===== Records provided

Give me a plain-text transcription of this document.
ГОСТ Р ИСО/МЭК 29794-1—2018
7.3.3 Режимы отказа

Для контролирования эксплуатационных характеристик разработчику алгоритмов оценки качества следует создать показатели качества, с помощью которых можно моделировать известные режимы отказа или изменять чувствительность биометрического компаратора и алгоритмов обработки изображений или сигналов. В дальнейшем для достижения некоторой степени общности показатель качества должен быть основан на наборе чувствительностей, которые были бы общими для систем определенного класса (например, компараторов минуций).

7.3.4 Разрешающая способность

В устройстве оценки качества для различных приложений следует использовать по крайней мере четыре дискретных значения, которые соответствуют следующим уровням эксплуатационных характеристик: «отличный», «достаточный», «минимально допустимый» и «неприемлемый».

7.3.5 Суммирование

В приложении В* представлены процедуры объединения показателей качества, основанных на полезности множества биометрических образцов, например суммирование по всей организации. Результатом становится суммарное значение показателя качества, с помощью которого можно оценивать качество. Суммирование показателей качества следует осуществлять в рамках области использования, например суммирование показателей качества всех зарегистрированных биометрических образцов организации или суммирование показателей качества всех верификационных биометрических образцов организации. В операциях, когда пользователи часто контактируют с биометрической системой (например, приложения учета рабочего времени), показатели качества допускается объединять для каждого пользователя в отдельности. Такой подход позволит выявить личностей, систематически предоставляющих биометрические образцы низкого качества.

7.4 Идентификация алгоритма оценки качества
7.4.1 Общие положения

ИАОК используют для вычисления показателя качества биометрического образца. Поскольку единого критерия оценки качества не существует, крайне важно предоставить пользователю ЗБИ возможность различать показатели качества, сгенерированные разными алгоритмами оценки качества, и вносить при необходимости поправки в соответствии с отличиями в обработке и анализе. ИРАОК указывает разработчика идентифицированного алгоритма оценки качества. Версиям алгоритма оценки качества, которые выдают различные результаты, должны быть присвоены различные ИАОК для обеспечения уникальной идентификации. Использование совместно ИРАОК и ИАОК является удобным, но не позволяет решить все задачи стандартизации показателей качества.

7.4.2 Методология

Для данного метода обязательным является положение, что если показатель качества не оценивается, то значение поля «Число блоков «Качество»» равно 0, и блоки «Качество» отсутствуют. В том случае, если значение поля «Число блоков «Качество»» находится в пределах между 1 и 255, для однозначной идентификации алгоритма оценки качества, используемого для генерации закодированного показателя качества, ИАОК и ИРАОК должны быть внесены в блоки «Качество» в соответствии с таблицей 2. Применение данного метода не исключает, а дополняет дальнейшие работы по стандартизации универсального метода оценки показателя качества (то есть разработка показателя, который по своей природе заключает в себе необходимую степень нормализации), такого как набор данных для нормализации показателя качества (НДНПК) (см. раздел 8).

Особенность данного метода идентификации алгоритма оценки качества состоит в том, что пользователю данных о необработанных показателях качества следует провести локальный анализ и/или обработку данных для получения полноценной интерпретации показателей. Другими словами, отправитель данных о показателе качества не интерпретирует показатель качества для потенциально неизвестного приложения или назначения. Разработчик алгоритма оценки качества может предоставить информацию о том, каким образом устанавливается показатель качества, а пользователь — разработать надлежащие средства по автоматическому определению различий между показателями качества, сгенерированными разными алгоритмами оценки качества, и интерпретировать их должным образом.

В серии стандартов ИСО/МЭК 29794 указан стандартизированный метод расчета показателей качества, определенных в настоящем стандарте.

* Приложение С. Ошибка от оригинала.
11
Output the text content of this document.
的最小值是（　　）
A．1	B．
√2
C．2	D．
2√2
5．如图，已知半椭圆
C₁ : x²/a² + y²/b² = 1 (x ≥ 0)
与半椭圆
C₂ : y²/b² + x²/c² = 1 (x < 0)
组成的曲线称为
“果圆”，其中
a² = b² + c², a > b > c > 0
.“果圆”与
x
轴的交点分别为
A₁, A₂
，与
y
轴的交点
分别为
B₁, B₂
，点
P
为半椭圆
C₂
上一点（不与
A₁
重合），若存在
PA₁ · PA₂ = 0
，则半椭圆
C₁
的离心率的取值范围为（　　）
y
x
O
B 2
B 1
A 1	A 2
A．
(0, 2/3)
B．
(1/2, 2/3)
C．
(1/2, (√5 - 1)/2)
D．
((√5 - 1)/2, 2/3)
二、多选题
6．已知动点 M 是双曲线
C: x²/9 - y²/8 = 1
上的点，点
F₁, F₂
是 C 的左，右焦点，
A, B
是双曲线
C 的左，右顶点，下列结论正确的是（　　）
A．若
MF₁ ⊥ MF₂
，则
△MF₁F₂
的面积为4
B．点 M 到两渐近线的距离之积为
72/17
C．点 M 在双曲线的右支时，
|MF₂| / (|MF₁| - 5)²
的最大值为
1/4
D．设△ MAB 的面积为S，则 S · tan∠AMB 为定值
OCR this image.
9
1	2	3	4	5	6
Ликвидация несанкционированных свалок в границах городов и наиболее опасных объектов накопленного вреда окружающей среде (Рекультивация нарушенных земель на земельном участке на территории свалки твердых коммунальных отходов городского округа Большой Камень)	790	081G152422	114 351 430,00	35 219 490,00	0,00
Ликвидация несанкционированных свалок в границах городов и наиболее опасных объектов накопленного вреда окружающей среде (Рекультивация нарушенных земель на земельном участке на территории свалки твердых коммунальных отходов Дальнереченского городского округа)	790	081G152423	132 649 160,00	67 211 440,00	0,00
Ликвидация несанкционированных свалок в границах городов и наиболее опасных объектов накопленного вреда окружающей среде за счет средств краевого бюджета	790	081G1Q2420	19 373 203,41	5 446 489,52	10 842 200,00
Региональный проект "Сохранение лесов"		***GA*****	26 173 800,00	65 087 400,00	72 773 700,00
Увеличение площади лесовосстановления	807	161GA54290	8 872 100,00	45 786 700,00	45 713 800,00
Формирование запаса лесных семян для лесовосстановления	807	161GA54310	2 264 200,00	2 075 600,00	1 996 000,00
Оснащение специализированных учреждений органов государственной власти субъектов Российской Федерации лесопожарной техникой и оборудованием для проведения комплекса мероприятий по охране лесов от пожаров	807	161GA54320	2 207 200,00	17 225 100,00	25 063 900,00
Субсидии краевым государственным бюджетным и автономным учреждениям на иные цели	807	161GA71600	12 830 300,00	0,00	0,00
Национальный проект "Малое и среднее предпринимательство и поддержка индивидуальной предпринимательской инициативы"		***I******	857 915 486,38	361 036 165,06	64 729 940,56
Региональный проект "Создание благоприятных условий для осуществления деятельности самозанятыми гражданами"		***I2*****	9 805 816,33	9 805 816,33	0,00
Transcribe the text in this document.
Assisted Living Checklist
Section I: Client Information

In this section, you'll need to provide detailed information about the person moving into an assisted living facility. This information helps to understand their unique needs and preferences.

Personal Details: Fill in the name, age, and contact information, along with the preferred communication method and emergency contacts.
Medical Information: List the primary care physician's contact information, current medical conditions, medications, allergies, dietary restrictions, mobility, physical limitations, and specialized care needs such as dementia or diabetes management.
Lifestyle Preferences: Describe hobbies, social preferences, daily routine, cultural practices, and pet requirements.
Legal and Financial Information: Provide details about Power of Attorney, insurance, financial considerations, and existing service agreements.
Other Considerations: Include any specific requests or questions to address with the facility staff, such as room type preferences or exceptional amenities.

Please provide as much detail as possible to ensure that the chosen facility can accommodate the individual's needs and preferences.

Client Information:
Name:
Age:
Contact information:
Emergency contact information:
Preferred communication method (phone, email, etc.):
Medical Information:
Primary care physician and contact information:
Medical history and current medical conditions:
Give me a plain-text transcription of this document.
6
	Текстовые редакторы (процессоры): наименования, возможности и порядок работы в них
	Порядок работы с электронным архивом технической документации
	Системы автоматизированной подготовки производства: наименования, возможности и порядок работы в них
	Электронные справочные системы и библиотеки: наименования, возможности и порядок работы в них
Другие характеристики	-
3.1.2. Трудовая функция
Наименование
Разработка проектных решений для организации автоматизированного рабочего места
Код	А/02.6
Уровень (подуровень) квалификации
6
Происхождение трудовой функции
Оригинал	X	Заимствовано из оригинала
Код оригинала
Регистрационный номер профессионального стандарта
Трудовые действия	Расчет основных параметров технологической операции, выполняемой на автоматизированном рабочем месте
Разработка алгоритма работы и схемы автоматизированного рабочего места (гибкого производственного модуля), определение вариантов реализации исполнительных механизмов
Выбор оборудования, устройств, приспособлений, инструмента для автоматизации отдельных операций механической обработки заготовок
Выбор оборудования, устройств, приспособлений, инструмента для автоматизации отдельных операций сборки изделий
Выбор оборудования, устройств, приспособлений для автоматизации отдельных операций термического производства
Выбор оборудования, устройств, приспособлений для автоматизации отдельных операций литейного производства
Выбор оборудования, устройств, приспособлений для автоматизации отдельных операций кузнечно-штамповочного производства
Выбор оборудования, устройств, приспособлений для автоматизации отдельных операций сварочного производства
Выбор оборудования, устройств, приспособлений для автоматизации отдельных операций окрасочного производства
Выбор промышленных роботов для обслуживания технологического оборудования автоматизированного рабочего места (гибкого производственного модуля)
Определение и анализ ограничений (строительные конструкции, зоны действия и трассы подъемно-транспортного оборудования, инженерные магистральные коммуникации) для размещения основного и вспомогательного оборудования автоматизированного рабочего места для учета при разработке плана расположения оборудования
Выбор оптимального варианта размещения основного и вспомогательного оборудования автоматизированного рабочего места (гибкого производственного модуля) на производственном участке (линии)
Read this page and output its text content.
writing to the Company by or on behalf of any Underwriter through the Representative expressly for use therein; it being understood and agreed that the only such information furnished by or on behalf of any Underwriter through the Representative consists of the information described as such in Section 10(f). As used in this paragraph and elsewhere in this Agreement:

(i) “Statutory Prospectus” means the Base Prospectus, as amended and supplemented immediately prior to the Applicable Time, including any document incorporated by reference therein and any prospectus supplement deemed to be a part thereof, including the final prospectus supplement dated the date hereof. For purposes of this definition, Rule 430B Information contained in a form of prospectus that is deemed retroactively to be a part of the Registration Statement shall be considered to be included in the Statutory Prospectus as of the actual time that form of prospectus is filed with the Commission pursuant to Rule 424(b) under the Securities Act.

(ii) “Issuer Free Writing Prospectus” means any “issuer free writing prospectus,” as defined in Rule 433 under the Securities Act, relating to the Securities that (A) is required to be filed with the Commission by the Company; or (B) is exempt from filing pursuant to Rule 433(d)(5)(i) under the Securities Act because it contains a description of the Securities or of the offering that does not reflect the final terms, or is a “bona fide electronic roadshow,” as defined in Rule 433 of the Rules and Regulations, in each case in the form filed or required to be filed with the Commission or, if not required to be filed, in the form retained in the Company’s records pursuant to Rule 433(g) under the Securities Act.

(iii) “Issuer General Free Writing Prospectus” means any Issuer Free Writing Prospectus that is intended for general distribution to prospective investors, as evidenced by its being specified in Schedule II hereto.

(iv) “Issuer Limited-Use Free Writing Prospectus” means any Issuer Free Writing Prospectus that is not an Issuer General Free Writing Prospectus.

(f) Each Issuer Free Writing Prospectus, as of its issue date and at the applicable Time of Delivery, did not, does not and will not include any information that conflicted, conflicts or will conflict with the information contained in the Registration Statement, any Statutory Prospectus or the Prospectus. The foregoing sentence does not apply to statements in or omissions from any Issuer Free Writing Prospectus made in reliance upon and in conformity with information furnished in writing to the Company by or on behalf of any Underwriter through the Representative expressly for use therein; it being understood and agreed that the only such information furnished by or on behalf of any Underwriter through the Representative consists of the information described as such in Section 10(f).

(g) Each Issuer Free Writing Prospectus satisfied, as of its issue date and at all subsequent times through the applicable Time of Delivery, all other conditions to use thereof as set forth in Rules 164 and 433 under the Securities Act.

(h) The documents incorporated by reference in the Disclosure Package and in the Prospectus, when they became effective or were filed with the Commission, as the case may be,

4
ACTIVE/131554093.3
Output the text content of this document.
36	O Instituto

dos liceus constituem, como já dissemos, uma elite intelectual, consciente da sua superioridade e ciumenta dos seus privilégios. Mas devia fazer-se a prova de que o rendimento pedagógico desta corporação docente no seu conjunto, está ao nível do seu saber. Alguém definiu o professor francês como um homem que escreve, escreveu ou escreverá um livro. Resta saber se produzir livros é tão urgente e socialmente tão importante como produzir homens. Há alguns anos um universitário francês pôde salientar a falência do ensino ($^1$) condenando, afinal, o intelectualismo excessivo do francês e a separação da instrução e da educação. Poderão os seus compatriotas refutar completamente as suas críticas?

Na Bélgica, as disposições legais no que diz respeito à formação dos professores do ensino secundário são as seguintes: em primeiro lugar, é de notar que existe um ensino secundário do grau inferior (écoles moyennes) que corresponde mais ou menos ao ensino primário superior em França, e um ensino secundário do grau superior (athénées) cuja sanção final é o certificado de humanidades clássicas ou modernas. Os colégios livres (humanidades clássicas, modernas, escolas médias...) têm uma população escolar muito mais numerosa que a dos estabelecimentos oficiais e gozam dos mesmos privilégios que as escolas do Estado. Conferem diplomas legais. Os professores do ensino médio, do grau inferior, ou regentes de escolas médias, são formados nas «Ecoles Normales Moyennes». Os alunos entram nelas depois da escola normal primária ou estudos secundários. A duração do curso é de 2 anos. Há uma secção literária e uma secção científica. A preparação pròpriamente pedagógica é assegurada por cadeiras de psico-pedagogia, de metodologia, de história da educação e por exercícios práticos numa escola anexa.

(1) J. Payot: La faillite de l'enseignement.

==========

What the task requires:
Say how many lines of the data include the string "оригинала". Nothing other than the number should be given.

Solution below:
3